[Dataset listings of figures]

[start]

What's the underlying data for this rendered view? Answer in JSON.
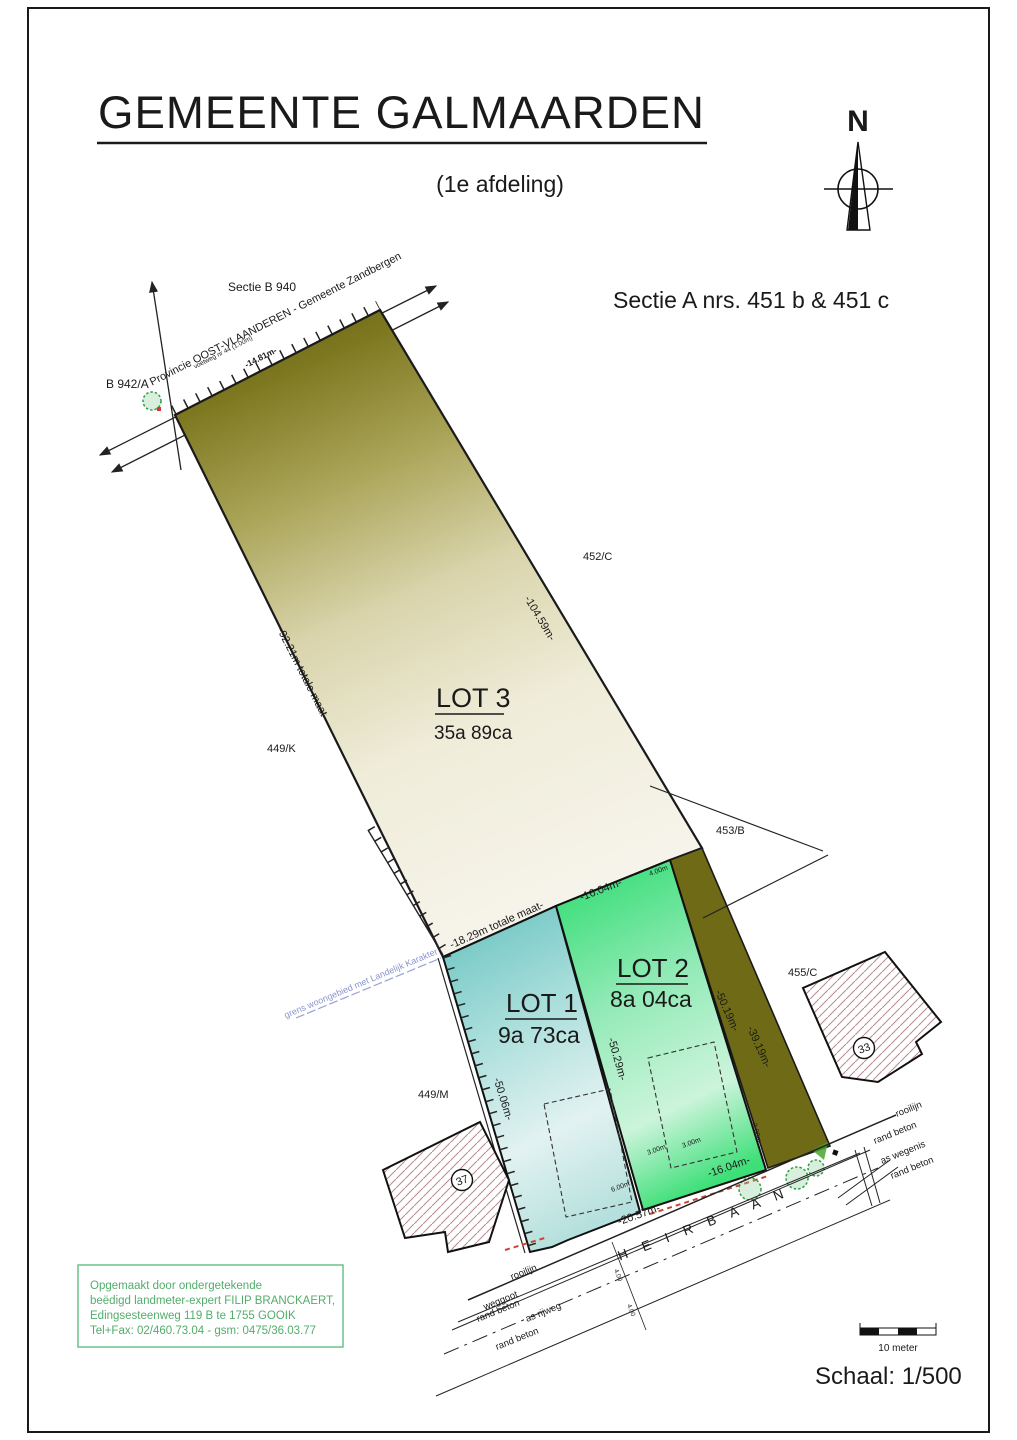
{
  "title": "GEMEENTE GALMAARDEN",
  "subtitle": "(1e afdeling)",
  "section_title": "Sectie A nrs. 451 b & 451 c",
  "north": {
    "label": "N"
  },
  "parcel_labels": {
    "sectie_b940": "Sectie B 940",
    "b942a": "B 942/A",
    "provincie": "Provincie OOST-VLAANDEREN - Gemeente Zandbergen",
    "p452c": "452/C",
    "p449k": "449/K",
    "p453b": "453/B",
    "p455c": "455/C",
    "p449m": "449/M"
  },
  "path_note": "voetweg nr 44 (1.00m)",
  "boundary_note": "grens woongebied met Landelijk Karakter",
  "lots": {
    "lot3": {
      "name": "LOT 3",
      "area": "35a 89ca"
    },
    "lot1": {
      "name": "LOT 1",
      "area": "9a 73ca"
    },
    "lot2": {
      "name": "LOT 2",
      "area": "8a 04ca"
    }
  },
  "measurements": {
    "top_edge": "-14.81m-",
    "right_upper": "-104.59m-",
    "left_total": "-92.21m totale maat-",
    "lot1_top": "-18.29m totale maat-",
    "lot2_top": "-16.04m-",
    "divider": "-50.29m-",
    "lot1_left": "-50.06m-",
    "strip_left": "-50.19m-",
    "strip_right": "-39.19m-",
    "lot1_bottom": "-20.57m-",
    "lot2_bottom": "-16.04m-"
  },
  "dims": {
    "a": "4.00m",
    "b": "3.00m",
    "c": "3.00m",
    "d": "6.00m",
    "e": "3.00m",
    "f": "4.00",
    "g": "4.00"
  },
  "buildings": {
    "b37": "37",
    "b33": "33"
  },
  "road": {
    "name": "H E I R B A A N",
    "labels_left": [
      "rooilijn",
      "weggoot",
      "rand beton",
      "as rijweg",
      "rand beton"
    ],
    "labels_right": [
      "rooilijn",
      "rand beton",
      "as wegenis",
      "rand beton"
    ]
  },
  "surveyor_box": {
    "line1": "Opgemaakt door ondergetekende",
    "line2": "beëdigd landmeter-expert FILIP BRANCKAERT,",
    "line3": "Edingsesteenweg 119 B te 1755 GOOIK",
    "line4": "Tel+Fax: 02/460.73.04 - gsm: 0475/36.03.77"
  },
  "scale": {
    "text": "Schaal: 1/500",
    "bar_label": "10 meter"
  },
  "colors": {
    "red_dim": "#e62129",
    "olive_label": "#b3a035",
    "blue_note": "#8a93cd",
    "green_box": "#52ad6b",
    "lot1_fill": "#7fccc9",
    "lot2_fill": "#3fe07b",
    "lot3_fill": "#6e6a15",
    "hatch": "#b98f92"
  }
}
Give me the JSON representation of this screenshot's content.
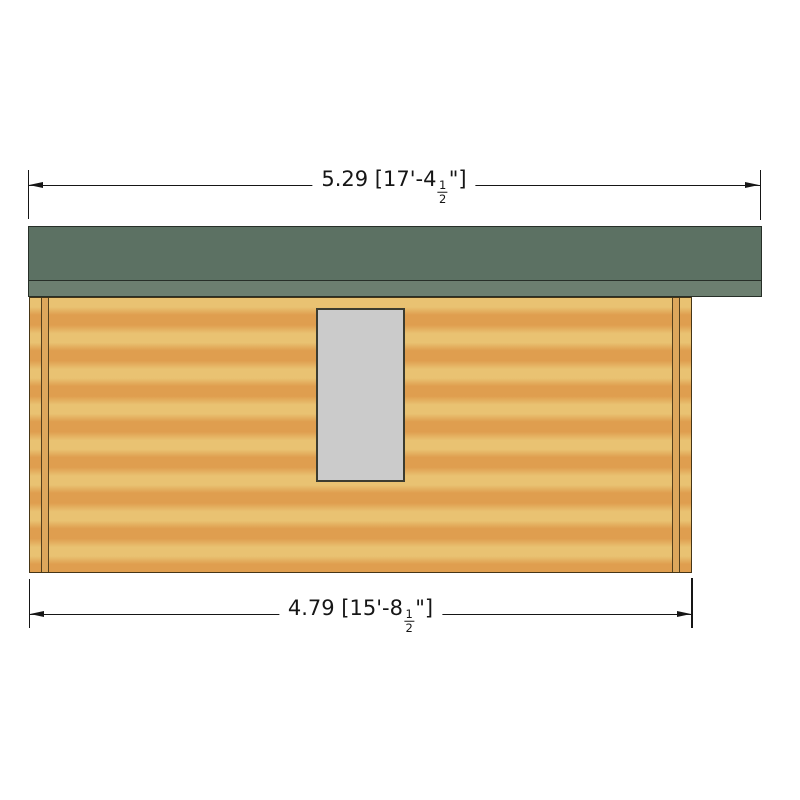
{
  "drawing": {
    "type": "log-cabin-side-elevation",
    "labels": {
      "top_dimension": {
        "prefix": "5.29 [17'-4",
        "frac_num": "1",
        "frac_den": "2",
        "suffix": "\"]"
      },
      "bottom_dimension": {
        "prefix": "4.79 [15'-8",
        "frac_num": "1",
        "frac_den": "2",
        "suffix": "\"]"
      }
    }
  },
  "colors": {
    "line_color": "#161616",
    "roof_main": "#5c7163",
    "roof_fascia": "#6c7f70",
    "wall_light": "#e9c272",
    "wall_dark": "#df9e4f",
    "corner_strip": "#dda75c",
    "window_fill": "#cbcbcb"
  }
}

[end]
[start]

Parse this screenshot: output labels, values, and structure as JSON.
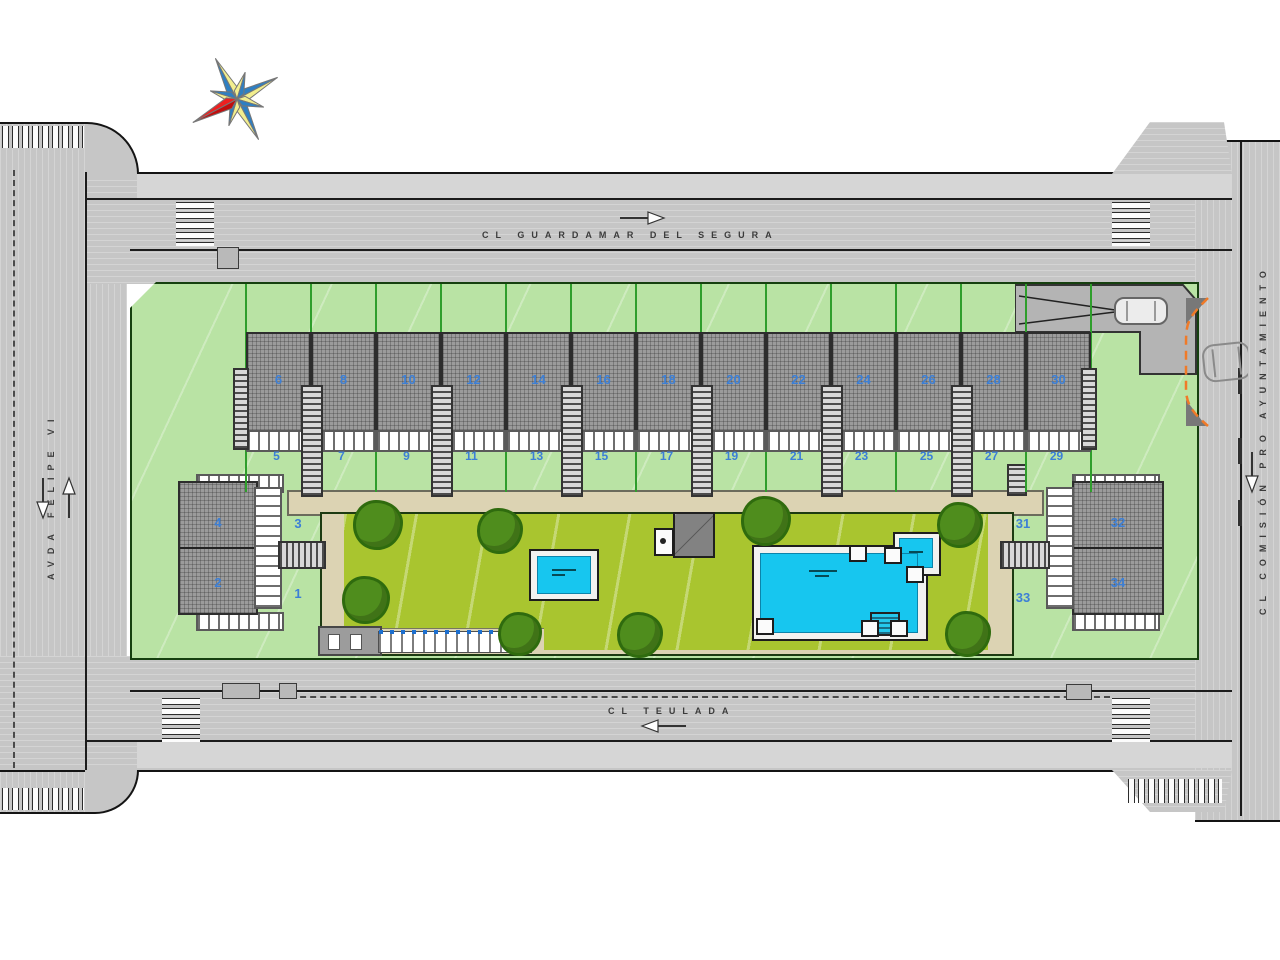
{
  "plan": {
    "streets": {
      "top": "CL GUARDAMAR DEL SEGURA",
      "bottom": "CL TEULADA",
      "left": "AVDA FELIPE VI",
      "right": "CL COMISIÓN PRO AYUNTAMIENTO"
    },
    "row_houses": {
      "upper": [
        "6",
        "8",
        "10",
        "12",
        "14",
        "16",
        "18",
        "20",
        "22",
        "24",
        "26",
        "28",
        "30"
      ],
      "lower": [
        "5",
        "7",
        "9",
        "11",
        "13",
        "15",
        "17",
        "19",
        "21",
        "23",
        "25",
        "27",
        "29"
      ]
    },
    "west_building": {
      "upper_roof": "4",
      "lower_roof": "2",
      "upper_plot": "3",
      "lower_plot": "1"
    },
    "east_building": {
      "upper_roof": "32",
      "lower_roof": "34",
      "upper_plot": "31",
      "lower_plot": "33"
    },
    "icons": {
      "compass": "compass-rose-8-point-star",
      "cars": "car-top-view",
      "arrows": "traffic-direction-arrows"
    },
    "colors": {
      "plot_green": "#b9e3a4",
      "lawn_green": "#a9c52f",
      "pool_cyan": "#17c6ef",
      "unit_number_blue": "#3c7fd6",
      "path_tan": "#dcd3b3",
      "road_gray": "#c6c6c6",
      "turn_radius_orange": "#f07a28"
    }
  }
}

[end]
[start]

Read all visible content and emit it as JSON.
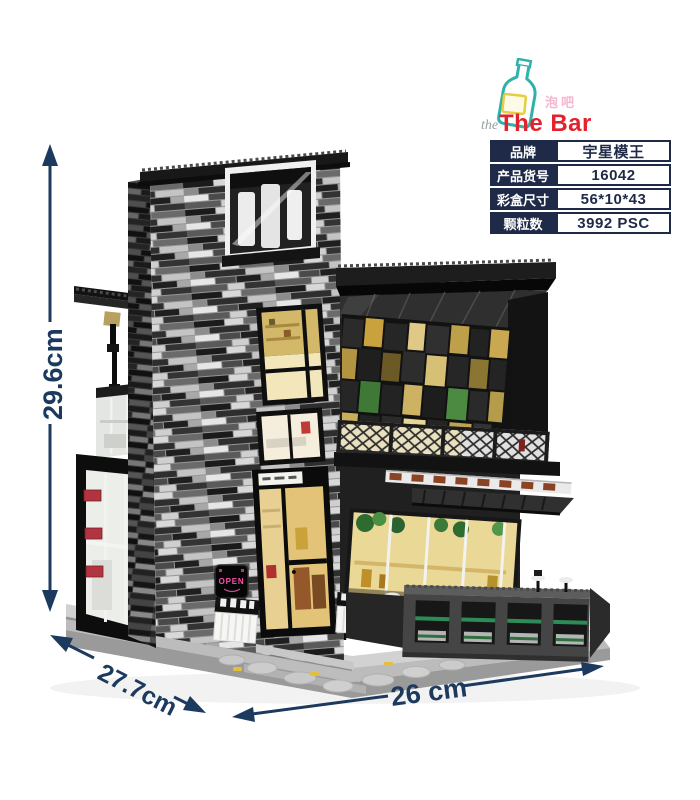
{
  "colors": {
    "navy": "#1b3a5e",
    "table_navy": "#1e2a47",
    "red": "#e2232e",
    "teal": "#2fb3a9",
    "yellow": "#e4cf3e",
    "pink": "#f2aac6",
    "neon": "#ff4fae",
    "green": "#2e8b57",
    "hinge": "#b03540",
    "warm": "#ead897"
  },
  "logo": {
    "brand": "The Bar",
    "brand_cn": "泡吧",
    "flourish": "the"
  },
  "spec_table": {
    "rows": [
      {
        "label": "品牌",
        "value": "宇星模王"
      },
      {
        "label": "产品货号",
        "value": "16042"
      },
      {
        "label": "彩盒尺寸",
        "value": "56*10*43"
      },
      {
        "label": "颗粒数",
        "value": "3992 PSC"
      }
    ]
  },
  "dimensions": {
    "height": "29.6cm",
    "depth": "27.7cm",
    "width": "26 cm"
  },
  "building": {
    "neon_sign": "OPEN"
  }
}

[end]

*Do this*: From the material above, gather all lines that include the string "content" and copy them.

*The output*:
Give me the JSON representation of this screenshot's content.
Read all visible content and emit it as JSON.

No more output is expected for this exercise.